**Aim**
Without including any pictures, write out all the entries exactly.

____

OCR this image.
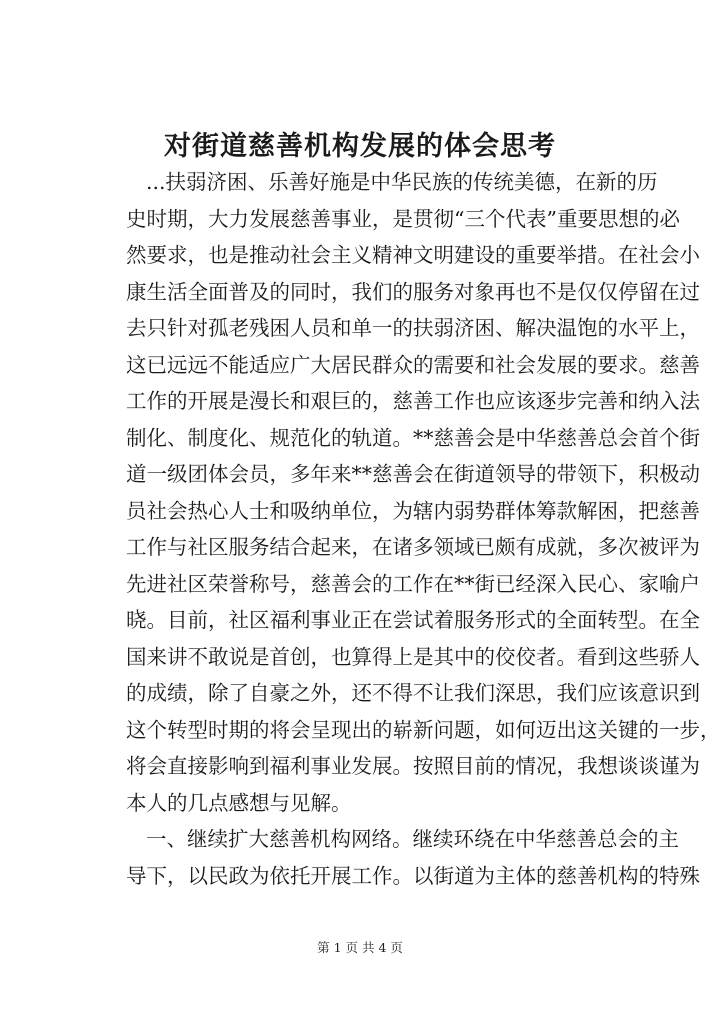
对街道慈善机构发展的体会思考
...扶弱济困、乐善好施是中华民族的传统美德，在新的历
史时期，大力发展慈善事业，是贯彻“三个代表”重要思想的必
然要求，也是推动社会主义精神文明建设的重要举措。在社会小
康生活全面普及的同时，我们的服务对象再也不是仅仅停留在过
去只针对孤老残困人员和单一的扶弱济困、解决温饱的水平上，
这已远远不能适应广大居民群众的需要和社会发展的要求。慈善
工作的开展是漫长和艰巨的，慈善工作也应该逐步完善和纳入法
制化、制度化、规范化的轨道。**慈善会是中华慈善总会首个街
道一级团体会员，多年来**慈善会在街道领导的带领下，积极动
员社会热心人士和吸纳单位，为辖内弱势群体筹款解困，把慈善
工作与社区服务结合起来，在诸多领域已颇有成就，多次被评为
先进社区荣誉称号，慈善会的工作在**街已经深入民心、家喻户
晓。目前，社区福利事业正在尝试着服务形式的全面转型。在全
国来讲不敢说是首创，也算得上是其中的佼佼者。看到这些骄人
的成绩，除了自豪之外，还不得不让我们深思，我们应该意识到
这个转型时期的将会呈现出的崭新问题，如何迈出这关键的一步，
将会直接影响到福利事业发展。按照目前的情况，我想谈谈谨为
本人的几点感想与见解。
一、继续扩大慈善机构网络。继续环绕在中华慈善总会的主
导下，以民政为依托开展工作。以街道为主体的慈善机构的特殊
第 1 页 共 4 页
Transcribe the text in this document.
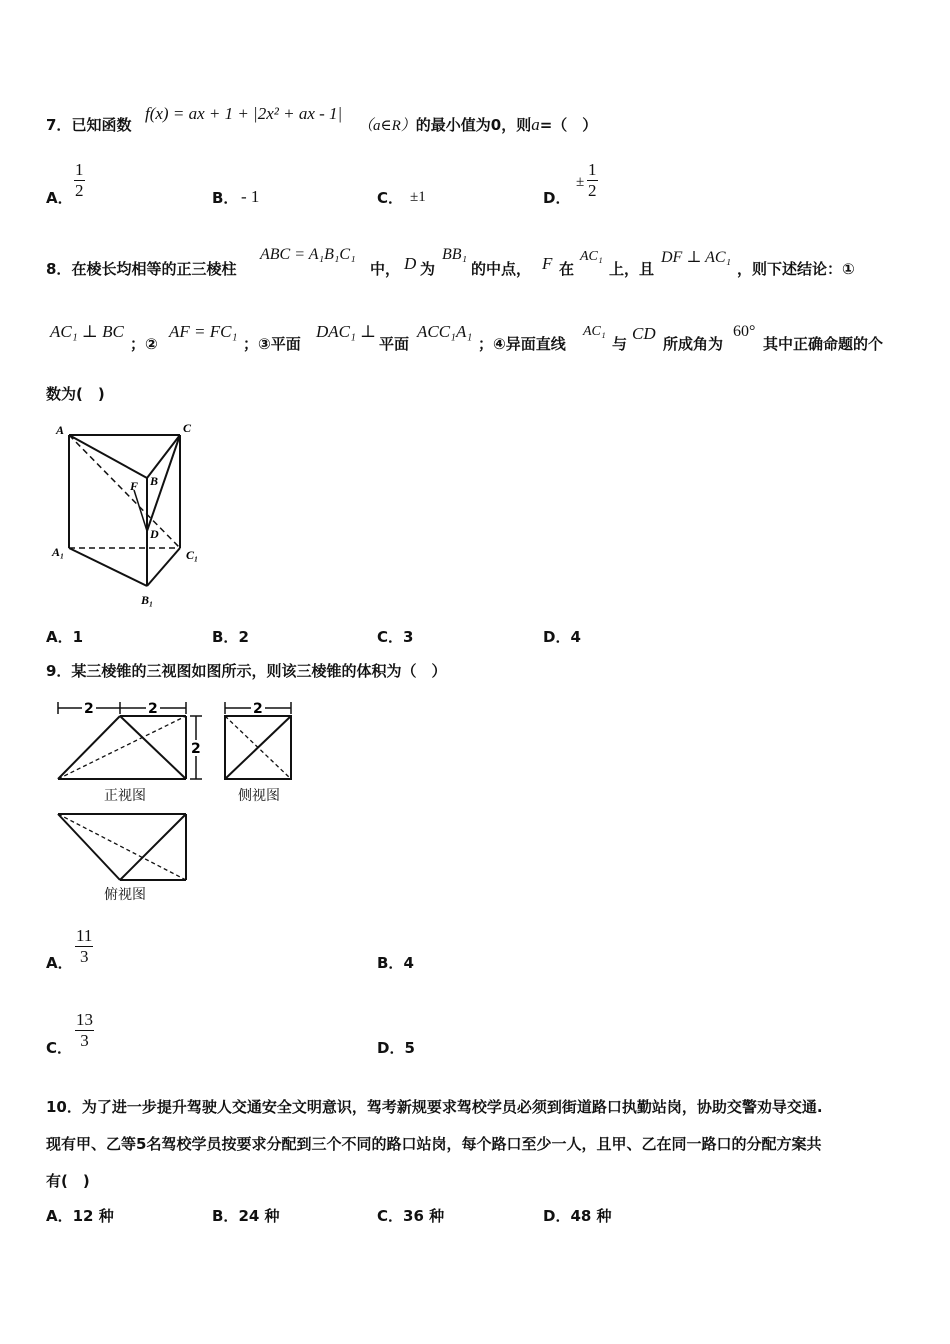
7．已知函数
f(x) = ax + 1 + |2x² + ax - 1|
（a∈R）的最小值为0，则a=（　）
A． $\frac{1}{2}$	B． - 1	C． ±1	D．
± $\frac{1}{2}$
8．在棱长均相等的正三棱柱
ABC = A₁B₁C₁
中， D 为
BB₁
的中点， F 在
AC₁
上，且
DF ⊥ AC₁
，则下述结论：①
AC₁ ⊥ BC
；②
AF = FC₁
；③平面
DAC₁ ⊥
平面
ACC₁A₁
；④异面直线
AC₁
与
CD
所成角为
60°
其中正确命题的个
数为(　)
A	C
B
F
D
A₁	C₁
B₁
A．1	B．2	C．3	D．4
9．某三棱锥的三视图如图所示，则该三棱锥的体积为（　）
2	2
2
正视图
2
侧视图
俯视图
A． $\frac{11}{3}$	B．4
C． $\frac{13}{3}$	D．5
10．为了进一步提升驾驶人交通安全文明意识，驾考新规要求驾校学员必须到街道路口执勤站岗，协助交警劝导交通.
现有甲、乙等5名驾校学员按要求分配到三个不同的路口站岗，每个路口至少一人，且甲、乙在同一路口的分配方案共
有(　)
A．12 种	B．24 种	C．36 种	D．48 种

____

**Response to this exercise**
OCR this image.
对街道慈善机构发展的体会思考
...扶弱济困、乐善好施是中华民族的传统美德，在新的历
史时期，大力发展慈善事业，是贯彻“三个代表”重要思想的必
然要求，也是推动社会主义精神文明建设的重要举措。在社会小
康生活全面普及的同时，我们的服务对象再也不是仅仅停留在过
去只针对孤老残困人员和单一的扶弱济困、解决温饱的水平上，
这已远远不能适应广大居民群众的需要和社会发展的要求。慈善
工作的开展是漫长和艰巨的，慈善工作也应该逐步完善和纳入法
制化、制度化、规范化的轨道。**慈善会是中华慈善总会首个街
道一级团体会员，多年来**慈善会在街道领导的带领下，积极动
员社会热心人士和吸纳单位，为辖内弱势群体筹款解困，把慈善
工作与社区服务结合起来，在诸多领域已颇有成就，多次被评为
先进社区荣誉称号，慈善会的工作在**街已经深入民心、家喻户
晓。目前，社区福利事业正在尝试着服务形式的全面转型。在全
国来讲不敢说是首创，也算得上是其中的佼佼者。看到这些骄人
的成绩，除了自豪之外，还不得不让我们深思，我们应该意识到
这个转型时期的将会呈现出的崭新问题，如何迈出这关键的一步，
将会直接影响到福利事业发展。按照目前的情况，我想谈谈谨为
本人的几点感想与见解。
一、继续扩大慈善机构网络。继续环绕在中华慈善总会的主
导下，以民政为依托开展工作。以街道为主体的慈善机构的特殊
第 1 页 共 4 页
Transcribe the text in this document.
7．已知函数
f(x) = ax + 1 + |2x² + ax - 1|
（a∈R）的最小值为0，则a=（　）
A． $\frac{1}{2}$	B． - 1	C． ±1	D．
± $\frac{1}{2}$
8．在棱长均相等的正三棱柱
ABC = A₁B₁C₁
中， D 为
BB₁
的中点， F 在
AC₁
上，且
DF ⊥ AC₁
，则下述结论：①
AC₁ ⊥ BC
；②
AF = FC₁
；③平面
DAC₁ ⊥
平面
ACC₁A₁
；④异面直线
AC₁
与
CD
所成角为
60°
其中正确命题的个
数为(　)
A	C
B
F
D
A₁	C₁
B₁
A．1	B．2	C．3	D．4
9．某三棱锥的三视图如图所示，则该三棱锥的体积为（　）
2	2
2
正视图
2
侧视图
俯视图
A． $\frac{11}{3}$	B．4
C． $\frac{13}{3}$	D．5
10．为了进一步提升驾驶人交通安全文明意识，驾考新规要求驾校学员必须到街道路口执勤站岗，协助交警劝导交通.
现有甲、乙等5名驾校学员按要求分配到三个不同的路口站岗，每个路口至少一人，且甲、乙在同一路口的分配方案共
有(　)
A．12 种	B．24 种	C．36 种	D．48 种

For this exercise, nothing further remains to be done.